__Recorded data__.
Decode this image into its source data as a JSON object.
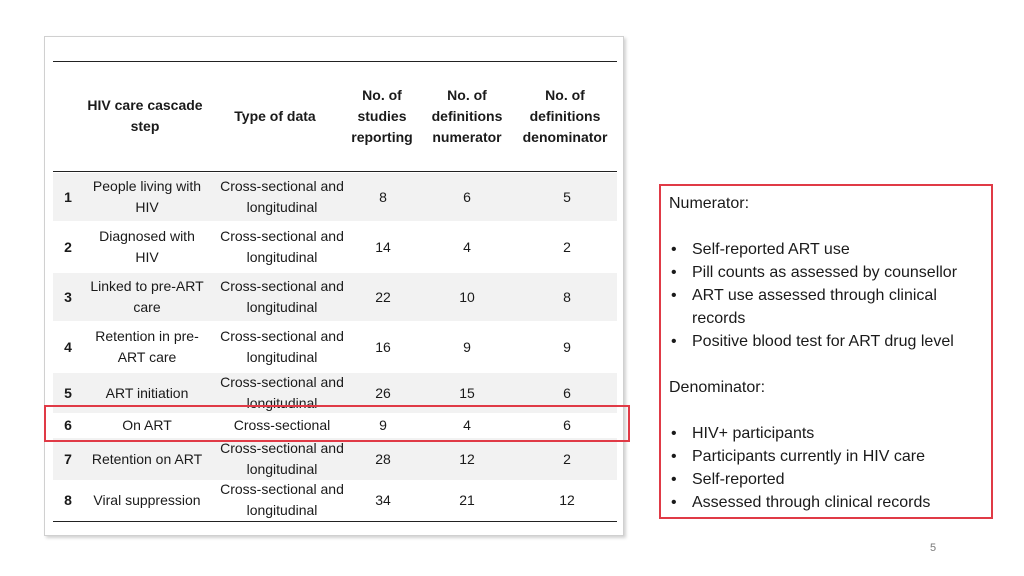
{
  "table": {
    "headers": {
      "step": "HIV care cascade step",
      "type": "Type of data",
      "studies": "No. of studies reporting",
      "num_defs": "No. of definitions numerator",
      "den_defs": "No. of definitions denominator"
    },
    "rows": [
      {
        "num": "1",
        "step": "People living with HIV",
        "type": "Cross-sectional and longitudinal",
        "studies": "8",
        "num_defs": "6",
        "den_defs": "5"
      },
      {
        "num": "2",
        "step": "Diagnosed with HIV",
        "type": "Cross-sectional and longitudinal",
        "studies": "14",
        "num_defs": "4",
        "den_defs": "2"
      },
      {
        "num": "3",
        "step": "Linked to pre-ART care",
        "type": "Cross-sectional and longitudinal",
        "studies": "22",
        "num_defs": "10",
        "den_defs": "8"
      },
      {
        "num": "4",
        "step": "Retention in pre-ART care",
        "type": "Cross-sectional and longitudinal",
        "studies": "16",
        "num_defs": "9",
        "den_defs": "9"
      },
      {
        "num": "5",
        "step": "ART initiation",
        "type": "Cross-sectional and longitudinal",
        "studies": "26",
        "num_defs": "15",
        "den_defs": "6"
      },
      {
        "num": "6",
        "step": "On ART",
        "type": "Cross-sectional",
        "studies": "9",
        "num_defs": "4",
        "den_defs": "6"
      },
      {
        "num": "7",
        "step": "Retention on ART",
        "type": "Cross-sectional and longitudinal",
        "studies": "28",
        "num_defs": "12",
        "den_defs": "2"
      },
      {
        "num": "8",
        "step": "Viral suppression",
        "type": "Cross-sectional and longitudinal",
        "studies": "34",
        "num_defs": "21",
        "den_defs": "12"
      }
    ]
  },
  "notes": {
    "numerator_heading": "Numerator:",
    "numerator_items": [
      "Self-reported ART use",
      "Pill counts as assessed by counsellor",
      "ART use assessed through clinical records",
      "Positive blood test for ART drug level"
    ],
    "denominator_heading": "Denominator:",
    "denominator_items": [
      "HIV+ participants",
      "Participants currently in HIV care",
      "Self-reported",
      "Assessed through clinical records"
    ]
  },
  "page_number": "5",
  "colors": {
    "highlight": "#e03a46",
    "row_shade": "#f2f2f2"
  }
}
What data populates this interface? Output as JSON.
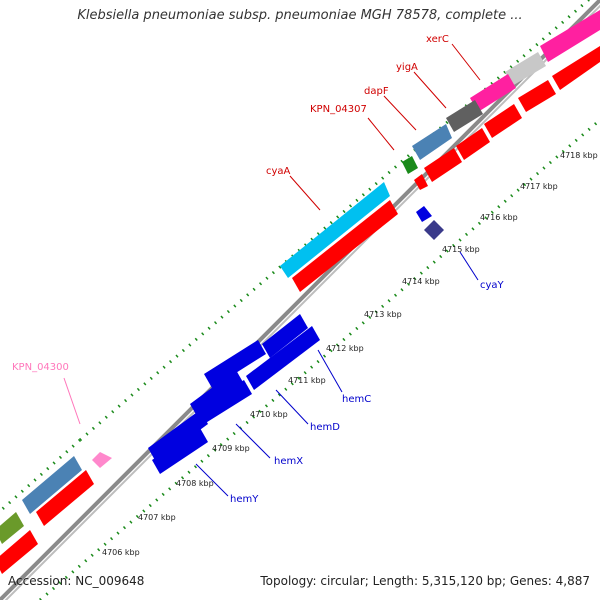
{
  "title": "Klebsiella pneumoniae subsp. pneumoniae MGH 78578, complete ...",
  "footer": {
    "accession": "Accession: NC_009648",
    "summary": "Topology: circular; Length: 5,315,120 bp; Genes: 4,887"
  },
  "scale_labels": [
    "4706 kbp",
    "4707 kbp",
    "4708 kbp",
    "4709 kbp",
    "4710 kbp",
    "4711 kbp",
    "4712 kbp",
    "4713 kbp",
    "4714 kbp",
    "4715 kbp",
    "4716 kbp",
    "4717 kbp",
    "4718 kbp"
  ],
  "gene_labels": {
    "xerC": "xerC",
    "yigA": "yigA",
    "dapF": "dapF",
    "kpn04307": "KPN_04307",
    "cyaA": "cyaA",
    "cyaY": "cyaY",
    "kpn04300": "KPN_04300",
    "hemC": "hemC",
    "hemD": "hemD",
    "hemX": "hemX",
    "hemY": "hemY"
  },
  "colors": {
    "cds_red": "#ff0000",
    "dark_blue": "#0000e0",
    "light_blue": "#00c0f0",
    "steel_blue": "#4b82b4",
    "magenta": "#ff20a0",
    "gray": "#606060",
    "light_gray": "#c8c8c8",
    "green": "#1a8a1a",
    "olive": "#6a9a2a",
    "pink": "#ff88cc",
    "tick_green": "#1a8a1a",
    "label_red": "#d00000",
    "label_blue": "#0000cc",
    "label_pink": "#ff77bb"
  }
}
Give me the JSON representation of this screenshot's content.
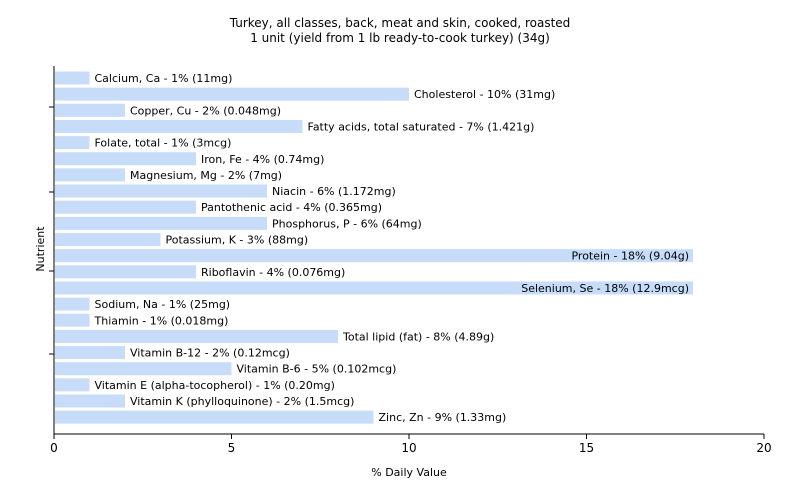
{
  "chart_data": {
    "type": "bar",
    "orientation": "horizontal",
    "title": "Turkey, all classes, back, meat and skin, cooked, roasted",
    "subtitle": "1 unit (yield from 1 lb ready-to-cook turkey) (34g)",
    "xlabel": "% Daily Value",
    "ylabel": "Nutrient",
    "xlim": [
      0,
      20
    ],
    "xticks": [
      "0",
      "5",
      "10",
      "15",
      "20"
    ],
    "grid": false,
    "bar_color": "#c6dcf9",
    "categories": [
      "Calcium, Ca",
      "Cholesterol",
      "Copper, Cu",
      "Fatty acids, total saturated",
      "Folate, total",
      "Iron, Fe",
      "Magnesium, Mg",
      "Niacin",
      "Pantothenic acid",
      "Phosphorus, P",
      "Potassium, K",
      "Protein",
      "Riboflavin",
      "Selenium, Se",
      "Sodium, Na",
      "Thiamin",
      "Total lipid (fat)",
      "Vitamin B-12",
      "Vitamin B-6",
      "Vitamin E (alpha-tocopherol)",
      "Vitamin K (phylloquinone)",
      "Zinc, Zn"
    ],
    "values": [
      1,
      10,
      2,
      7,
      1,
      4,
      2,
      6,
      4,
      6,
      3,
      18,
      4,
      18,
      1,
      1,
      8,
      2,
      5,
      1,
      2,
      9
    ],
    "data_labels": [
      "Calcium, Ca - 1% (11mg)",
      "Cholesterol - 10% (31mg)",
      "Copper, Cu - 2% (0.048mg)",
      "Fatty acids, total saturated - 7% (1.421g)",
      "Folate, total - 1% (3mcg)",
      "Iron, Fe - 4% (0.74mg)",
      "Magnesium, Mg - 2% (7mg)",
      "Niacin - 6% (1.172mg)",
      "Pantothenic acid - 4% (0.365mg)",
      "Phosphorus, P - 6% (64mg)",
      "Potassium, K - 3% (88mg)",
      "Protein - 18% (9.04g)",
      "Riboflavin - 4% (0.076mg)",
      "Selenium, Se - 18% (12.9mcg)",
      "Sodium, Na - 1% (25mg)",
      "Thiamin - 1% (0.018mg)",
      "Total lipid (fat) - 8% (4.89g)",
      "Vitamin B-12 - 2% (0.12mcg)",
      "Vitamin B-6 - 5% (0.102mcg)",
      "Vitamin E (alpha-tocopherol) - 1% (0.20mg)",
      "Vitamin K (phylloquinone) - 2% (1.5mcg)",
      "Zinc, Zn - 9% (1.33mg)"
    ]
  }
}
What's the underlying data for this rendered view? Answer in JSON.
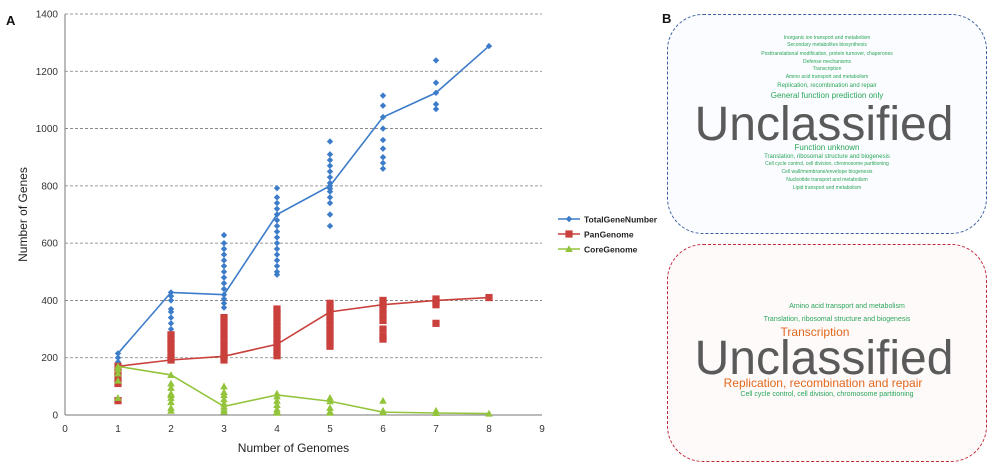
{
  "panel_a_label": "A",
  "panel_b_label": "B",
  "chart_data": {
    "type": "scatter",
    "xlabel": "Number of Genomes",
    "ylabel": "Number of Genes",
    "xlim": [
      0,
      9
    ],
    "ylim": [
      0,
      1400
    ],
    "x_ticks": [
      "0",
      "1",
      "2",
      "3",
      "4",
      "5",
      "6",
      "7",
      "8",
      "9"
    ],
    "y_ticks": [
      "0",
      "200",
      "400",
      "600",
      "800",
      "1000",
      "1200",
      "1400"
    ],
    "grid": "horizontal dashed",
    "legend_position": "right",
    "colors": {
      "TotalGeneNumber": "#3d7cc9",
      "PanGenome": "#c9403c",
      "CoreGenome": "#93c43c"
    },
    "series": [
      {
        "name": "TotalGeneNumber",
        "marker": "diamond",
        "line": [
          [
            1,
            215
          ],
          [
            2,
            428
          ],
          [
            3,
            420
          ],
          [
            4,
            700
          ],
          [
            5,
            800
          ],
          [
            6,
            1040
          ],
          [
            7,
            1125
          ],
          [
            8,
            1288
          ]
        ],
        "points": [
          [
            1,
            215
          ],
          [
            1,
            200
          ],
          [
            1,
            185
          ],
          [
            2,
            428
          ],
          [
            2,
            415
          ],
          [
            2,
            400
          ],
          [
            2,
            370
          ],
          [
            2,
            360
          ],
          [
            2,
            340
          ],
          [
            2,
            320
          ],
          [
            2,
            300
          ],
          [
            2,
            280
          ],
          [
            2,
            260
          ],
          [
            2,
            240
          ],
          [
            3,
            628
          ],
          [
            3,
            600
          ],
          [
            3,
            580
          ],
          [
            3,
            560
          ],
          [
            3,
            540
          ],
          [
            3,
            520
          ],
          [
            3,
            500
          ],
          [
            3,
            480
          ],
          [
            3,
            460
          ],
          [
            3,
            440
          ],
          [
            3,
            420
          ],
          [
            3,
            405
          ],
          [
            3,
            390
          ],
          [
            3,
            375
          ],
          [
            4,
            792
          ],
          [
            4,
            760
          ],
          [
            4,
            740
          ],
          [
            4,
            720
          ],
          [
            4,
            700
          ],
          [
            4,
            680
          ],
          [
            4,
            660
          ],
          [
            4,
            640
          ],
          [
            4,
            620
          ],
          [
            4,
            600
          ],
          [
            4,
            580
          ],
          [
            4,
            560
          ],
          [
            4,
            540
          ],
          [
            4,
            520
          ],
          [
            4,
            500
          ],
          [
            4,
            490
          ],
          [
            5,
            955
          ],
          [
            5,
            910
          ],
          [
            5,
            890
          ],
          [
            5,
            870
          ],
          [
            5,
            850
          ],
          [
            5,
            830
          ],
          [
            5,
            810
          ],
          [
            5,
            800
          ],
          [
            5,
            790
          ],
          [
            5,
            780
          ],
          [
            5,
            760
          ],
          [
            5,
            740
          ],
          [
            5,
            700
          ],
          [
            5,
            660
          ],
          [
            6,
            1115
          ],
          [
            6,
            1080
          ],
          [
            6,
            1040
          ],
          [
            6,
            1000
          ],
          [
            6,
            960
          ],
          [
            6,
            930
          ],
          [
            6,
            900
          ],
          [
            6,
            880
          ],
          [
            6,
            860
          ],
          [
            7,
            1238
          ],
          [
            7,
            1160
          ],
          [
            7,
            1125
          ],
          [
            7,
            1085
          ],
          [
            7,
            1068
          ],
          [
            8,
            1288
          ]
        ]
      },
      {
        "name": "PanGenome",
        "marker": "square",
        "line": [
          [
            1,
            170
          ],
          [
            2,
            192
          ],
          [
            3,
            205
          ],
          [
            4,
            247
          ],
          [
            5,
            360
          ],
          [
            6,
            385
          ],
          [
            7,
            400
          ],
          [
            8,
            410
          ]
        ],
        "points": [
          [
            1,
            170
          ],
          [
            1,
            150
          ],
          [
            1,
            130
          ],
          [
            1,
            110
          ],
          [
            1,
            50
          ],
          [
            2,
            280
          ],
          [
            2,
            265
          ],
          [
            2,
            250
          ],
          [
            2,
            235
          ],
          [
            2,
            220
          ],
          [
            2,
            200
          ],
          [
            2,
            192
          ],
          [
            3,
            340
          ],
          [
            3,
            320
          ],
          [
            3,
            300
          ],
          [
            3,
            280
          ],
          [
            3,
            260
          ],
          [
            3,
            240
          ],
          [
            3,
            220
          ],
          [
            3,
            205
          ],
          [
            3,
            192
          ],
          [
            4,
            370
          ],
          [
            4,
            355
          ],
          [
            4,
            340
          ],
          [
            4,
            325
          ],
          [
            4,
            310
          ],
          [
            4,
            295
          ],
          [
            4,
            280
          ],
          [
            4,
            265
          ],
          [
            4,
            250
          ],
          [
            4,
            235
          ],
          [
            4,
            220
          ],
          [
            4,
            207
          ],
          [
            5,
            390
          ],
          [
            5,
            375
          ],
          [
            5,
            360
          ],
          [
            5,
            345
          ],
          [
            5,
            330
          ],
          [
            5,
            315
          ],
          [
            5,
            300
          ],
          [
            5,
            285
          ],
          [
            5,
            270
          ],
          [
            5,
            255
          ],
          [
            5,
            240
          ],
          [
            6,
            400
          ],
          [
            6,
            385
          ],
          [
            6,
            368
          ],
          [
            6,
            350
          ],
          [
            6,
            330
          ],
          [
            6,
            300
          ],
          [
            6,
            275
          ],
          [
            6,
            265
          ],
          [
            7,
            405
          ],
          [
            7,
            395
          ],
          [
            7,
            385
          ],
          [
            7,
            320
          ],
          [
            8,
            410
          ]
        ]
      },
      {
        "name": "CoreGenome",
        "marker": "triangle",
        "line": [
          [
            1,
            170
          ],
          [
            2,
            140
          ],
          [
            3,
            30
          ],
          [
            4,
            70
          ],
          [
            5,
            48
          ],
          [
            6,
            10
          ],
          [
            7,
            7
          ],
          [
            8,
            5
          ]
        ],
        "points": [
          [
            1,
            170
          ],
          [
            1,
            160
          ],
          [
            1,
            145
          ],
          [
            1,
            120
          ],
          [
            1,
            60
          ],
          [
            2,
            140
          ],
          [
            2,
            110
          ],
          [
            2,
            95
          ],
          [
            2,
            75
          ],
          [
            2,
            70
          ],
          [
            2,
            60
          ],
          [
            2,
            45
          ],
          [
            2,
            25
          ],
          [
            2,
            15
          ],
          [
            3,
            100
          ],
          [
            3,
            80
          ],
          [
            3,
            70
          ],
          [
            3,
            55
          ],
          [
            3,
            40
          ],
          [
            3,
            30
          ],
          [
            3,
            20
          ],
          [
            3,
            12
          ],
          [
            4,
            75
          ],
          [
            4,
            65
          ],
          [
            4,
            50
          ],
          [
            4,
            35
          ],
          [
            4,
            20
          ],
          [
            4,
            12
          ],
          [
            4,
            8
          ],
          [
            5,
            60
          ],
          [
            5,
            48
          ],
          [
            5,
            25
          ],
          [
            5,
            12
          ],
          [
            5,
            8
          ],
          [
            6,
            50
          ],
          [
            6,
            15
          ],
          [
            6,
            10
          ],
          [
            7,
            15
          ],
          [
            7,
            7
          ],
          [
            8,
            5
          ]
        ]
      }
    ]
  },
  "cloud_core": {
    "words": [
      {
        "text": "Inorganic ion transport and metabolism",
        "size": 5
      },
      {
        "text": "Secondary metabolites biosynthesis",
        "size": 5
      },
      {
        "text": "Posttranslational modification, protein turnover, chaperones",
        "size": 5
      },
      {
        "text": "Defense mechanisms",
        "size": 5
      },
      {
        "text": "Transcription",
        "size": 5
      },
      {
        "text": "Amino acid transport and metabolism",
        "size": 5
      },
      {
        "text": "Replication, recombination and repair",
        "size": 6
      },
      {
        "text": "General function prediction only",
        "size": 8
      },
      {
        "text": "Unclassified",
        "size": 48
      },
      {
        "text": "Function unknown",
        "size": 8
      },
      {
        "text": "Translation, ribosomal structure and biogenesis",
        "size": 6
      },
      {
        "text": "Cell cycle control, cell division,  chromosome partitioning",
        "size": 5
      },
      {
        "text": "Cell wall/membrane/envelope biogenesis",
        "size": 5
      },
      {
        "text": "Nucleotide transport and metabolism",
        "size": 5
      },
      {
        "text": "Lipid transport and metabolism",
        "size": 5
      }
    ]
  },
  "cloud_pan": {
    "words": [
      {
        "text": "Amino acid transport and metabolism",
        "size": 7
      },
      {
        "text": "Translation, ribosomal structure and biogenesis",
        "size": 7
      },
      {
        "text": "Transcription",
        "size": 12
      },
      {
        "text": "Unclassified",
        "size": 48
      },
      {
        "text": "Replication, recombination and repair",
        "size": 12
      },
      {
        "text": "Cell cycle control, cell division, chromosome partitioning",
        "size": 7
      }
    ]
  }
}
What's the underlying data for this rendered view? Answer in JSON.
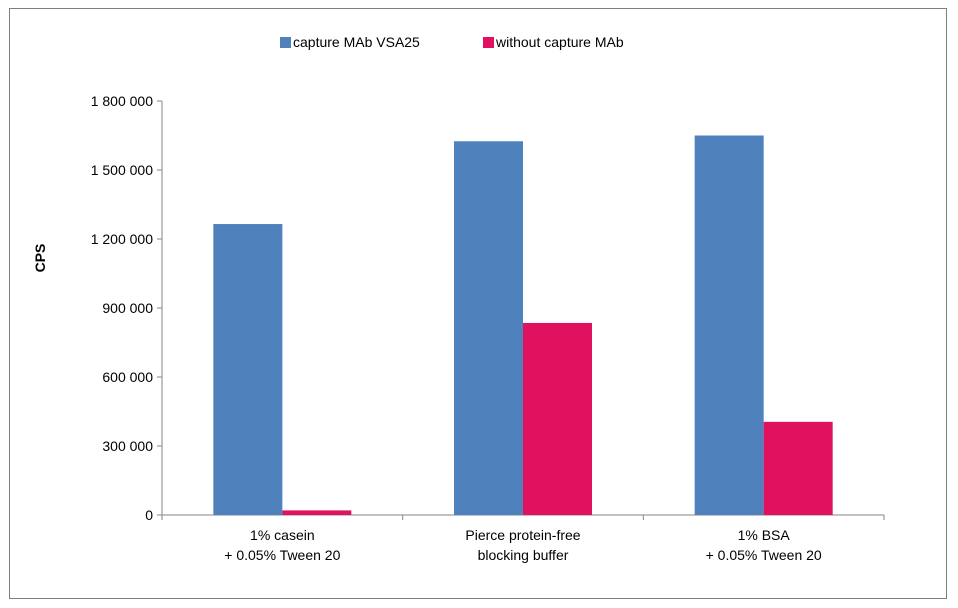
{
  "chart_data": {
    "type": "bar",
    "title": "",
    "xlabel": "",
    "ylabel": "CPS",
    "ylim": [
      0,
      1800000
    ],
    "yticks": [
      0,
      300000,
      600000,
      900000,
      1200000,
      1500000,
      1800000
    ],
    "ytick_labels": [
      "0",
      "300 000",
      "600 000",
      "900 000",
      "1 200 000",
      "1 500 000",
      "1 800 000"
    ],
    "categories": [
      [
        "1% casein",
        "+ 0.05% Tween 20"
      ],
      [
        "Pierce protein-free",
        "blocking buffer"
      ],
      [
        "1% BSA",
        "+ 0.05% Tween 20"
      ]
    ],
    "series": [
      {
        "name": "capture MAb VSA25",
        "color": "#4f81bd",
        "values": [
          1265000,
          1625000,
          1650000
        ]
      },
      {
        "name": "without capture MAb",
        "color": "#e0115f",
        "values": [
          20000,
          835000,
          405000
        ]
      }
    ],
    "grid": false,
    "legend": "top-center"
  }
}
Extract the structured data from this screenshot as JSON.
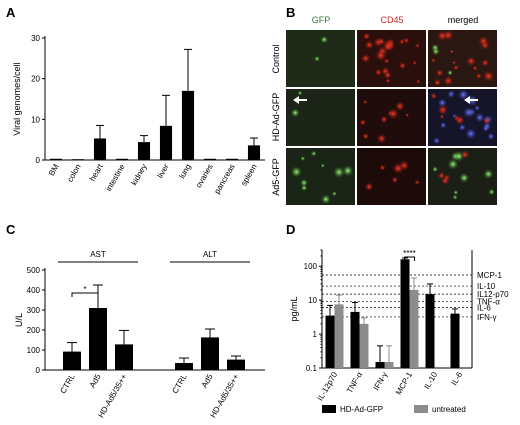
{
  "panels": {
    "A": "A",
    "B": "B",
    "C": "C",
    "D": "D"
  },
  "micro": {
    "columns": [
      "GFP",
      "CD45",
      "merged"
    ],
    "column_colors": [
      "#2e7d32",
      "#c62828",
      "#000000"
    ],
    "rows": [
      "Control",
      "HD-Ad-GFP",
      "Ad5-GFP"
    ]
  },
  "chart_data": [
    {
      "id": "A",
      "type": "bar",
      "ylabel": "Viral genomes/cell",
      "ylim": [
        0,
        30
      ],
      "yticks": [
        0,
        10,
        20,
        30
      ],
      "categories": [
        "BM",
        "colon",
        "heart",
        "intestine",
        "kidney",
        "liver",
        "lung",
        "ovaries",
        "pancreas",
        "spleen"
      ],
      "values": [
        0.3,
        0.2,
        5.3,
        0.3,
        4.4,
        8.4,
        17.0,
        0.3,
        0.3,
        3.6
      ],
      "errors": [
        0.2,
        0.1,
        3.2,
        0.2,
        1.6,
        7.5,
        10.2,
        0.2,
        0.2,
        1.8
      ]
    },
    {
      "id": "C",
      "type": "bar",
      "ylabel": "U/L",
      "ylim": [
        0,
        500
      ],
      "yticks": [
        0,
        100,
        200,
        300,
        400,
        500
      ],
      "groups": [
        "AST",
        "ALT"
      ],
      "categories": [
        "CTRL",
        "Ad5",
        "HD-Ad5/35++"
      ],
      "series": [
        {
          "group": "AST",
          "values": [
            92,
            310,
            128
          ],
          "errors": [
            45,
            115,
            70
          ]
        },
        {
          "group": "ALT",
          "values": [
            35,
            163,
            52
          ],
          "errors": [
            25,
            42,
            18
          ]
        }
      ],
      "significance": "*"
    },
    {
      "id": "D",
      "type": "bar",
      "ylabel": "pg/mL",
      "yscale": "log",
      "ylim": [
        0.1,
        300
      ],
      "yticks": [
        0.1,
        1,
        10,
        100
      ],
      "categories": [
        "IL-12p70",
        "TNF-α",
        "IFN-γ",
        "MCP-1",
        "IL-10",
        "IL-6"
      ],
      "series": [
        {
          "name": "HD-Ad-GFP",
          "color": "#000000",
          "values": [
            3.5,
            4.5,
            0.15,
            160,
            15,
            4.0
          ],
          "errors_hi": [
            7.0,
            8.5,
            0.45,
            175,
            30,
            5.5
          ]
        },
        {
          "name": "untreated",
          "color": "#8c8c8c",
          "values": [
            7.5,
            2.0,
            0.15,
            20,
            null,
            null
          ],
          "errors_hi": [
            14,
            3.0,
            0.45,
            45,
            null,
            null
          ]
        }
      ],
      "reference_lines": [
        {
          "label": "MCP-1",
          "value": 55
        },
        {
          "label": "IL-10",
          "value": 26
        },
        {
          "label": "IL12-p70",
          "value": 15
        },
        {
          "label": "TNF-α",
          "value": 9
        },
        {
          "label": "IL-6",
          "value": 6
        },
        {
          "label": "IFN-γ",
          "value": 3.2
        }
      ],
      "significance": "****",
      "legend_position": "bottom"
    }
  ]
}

__What you should do__.
Could you work out how many lines of the data above contain the word "Pantothenic"? Give only the number.

__Problem solution__.
2